> TASK TO CARRY OUT:
Without the pictures, give the entries below again exactly as written.

> DATA RECORDS:

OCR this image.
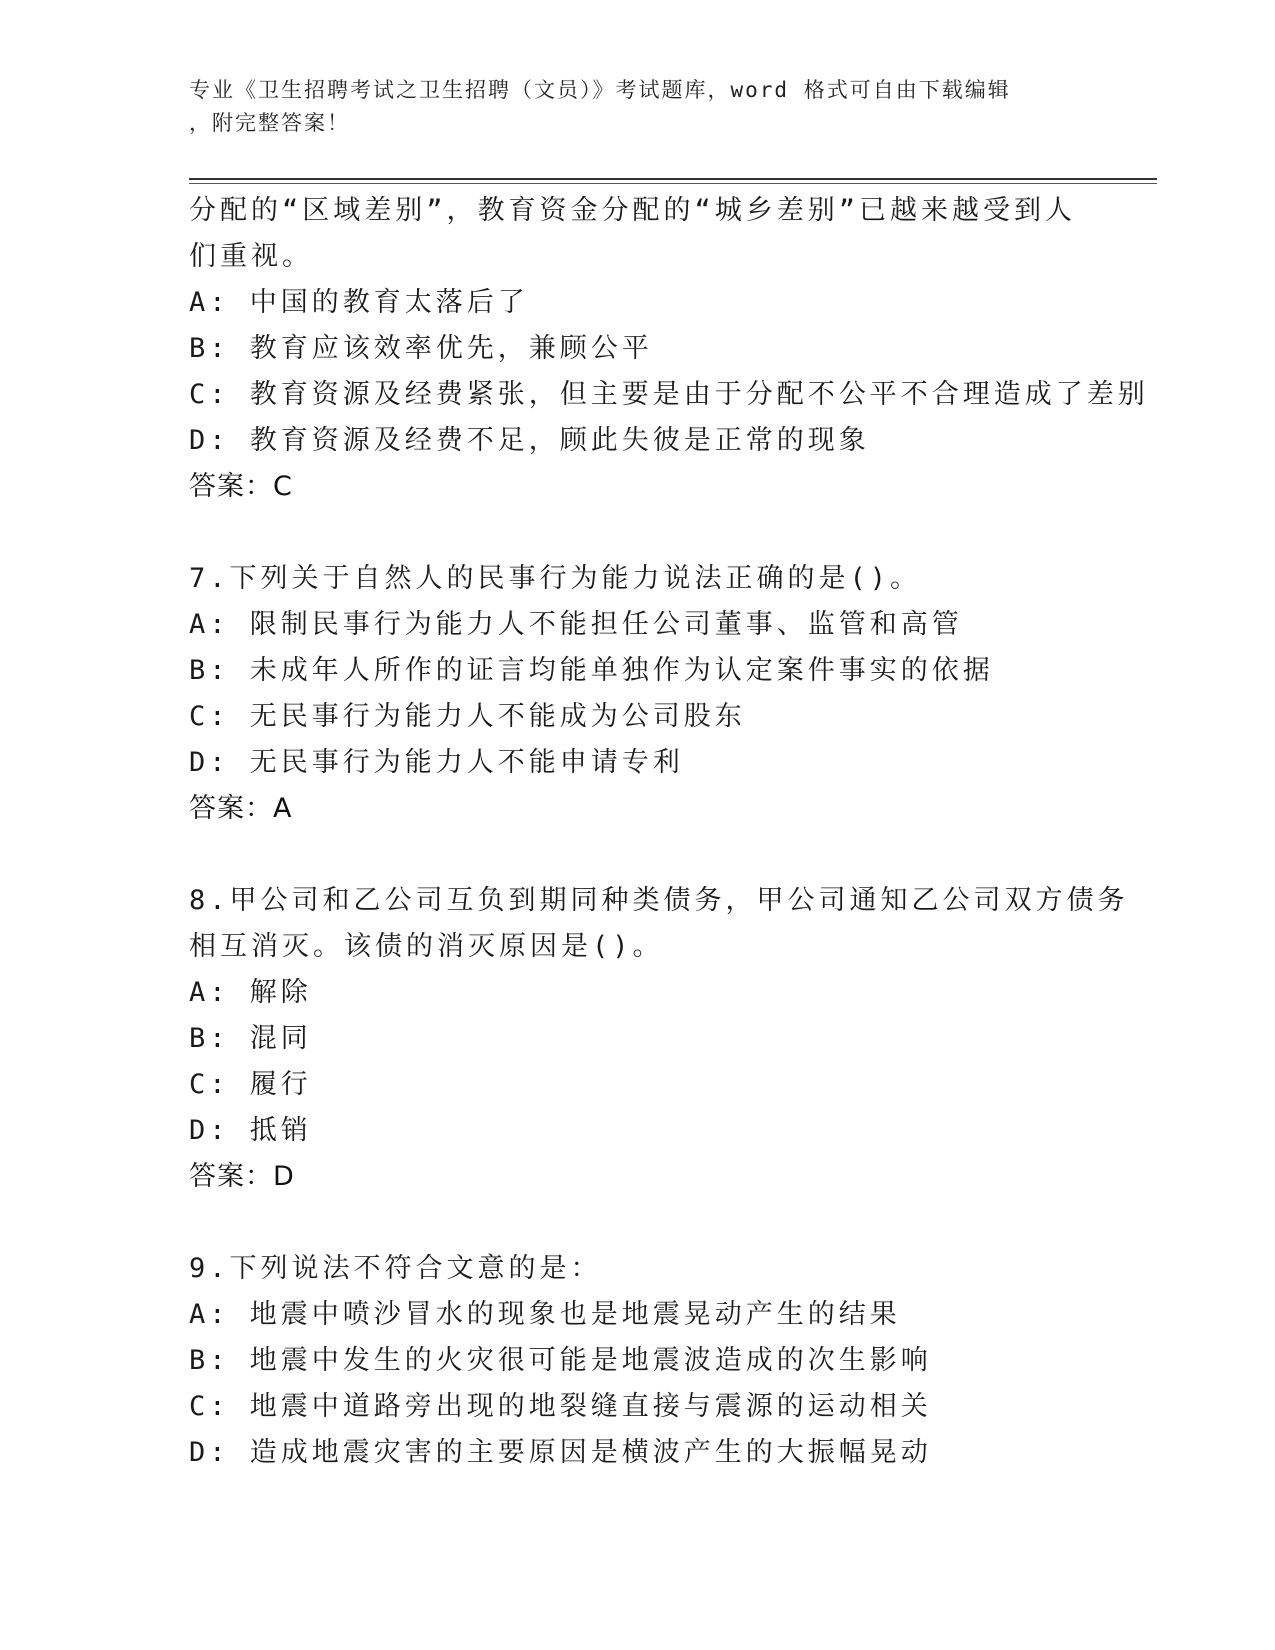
专业《卫生招聘考试之卫生招聘（文员）》考试题库，word 格式可自由下载编辑
，附完整答案！
分配的“区域差别”，教育资金分配的“城乡差别”已越来越受到人
们重视。
A: 中国的教育太落后了
B: 教育应该效率优先，兼顾公平
C: 教育资源及经费紧张，但主要是由于分配不公平不合理造成了差别
D: 教育资源及经费不足，顾此失彼是正常的现象
答案：C
7.下列关于自然人的民事行为能力说法正确的是()。
A: 限制民事行为能力人不能担任公司董事、监管和高管
B: 未成年人所作的证言均能单独作为认定案件事实的依据
C: 无民事行为能力人不能成为公司股东
D: 无民事行为能力人不能申请专利
答案：A
8.甲公司和乙公司互负到期同种类债务，甲公司通知乙公司双方债务
相互消灭。该债的消灭原因是()。
A: 解除
B: 混同
C: 履行
D: 抵销
答案：D
9.下列说法不符合文意的是：
A: 地震中喷沙冒水的现象也是地震晃动产生的结果
B: 地震中发生的火灾很可能是地震波造成的次生影响
C: 地震中道路旁出现的地裂缝直接与震源的运动相关
D: 造成地震灾害的主要原因是横波产生的大振幅晃动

> RESULT FOR THIS EXERCISE:
OCR this image.
专业《卫生招聘考试之卫生招聘（文员）》考试题库，word 格式可自由下载编辑
，附完整答案！
分配的“区域差别”，教育资金分配的“城乡差别”已越来越受到人
们重视。
A: 中国的教育太落后了
B: 教育应该效率优先，兼顾公平
C: 教育资源及经费紧张，但主要是由于分配不公平不合理造成了差别
D: 教育资源及经费不足，顾此失彼是正常的现象
答案：C
7.下列关于自然人的民事行为能力说法正确的是()。
A: 限制民事行为能力人不能担任公司董事、监管和高管
B: 未成年人所作的证言均能单独作为认定案件事实的依据
C: 无民事行为能力人不能成为公司股东
D: 无民事行为能力人不能申请专利
答案：A
8.甲公司和乙公司互负到期同种类债务，甲公司通知乙公司双方债务
相互消灭。该债的消灭原因是()。
A: 解除
B: 混同
C: 履行
D: 抵销
答案：D
9.下列说法不符合文意的是：
A: 地震中喷沙冒水的现象也是地震晃动产生的结果
B: 地震中发生的火灾很可能是地震波造成的次生影响
C: 地震中道路旁出现的地裂缝直接与震源的运动相关
D: 造成地震灾害的主要原因是横波产生的大振幅晃动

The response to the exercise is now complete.